What is expected » Each line of the data that includes the string "PandoraBox" is to be copied out.

Records supplied »
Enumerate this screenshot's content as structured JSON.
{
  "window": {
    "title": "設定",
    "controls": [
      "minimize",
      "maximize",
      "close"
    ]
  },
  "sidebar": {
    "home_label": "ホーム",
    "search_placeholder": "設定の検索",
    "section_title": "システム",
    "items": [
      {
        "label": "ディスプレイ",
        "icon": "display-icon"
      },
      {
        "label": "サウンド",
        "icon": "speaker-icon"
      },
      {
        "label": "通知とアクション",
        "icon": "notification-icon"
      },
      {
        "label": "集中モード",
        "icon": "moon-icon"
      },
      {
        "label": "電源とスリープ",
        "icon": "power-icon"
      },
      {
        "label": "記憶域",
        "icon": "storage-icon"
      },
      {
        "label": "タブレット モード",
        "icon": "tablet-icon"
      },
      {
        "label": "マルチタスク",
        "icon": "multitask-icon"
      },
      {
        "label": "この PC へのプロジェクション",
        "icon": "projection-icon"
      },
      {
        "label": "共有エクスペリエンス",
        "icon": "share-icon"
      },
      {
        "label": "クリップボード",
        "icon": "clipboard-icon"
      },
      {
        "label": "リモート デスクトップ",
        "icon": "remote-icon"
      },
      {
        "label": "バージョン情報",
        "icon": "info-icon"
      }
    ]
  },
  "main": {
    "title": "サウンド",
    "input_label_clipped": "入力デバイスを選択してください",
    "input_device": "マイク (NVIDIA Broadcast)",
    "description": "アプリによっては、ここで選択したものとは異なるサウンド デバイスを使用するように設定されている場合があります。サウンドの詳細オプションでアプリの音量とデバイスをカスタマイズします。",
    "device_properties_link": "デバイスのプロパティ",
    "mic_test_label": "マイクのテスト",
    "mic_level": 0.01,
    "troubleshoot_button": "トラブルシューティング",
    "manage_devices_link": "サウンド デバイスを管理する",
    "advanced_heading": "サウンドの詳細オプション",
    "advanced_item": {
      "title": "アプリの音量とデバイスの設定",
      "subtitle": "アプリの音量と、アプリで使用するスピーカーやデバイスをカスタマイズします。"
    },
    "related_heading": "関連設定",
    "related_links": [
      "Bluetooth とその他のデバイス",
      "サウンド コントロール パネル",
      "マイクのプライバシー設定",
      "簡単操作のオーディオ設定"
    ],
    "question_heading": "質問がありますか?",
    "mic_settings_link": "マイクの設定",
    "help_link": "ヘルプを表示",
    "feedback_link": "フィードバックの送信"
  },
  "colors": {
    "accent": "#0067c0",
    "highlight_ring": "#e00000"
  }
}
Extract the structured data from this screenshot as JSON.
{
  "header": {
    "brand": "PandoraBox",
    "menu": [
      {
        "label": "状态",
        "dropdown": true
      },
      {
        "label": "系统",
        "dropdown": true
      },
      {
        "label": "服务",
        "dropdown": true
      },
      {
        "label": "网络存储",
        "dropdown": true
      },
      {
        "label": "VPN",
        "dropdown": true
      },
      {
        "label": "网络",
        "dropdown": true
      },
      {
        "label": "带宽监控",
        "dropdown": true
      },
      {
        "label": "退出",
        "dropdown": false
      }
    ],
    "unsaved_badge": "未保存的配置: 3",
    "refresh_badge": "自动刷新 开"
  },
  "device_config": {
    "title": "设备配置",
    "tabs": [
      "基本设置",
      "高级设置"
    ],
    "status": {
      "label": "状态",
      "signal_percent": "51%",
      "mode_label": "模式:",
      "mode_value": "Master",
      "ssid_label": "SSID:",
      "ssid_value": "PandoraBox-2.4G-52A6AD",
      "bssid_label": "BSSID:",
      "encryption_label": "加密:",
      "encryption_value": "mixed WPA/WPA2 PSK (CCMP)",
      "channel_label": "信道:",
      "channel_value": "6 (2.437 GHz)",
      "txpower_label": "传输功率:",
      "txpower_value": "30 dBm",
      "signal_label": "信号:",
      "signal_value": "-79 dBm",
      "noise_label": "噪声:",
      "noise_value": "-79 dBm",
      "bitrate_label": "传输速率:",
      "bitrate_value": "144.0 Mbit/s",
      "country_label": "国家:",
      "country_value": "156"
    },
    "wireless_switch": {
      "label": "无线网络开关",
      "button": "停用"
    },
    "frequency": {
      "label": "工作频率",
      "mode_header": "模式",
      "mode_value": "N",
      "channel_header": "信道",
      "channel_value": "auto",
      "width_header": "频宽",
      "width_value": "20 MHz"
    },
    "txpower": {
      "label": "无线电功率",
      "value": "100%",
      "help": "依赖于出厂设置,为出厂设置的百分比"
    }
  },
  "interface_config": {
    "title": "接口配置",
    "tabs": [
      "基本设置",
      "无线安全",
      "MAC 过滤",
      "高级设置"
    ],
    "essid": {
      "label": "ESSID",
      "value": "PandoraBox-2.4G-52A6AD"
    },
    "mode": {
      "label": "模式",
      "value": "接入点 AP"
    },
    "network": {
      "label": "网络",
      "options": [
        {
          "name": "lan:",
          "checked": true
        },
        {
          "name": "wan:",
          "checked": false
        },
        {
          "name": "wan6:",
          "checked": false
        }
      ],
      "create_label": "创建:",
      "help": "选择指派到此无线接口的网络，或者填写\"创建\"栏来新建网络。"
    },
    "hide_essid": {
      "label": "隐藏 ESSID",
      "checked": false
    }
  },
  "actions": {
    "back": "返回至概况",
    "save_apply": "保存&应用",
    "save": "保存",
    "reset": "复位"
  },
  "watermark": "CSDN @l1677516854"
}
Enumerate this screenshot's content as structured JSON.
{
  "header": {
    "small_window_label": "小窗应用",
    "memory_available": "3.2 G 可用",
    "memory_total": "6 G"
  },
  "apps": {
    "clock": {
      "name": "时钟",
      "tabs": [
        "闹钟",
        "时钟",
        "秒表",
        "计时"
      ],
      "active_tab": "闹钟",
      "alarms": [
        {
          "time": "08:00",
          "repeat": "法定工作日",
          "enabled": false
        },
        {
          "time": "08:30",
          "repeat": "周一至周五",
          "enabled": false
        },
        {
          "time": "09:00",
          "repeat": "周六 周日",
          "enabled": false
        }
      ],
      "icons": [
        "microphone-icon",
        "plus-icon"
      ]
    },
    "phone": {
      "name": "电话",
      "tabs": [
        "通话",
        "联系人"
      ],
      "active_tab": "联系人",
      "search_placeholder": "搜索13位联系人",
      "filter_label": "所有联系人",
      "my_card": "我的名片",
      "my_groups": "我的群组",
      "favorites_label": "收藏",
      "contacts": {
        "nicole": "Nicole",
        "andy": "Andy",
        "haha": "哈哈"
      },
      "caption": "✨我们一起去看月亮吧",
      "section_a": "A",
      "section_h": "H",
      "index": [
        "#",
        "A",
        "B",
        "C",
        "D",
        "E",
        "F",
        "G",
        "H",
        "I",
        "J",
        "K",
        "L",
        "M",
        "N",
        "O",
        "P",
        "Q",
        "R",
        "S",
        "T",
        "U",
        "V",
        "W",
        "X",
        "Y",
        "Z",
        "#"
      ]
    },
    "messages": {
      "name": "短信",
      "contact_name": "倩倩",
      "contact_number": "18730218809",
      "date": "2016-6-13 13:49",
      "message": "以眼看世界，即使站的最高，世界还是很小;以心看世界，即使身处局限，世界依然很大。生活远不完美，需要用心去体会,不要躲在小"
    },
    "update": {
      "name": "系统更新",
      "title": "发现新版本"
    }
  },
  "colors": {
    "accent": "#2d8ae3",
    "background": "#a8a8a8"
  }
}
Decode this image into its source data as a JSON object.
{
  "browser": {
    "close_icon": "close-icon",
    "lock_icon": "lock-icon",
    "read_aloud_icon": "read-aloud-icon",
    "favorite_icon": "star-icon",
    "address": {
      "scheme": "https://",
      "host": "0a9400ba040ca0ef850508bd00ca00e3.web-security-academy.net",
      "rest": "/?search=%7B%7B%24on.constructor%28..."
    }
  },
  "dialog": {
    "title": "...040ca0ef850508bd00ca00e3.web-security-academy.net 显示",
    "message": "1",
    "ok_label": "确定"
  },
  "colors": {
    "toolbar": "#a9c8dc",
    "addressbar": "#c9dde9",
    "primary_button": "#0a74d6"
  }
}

Exercise answer »
    "brand": "PandoraBox",
      "ssid_value": "PandoraBox-2.4G-52A6AD",
      "value": "PandoraBox-2.4G-52A6AD"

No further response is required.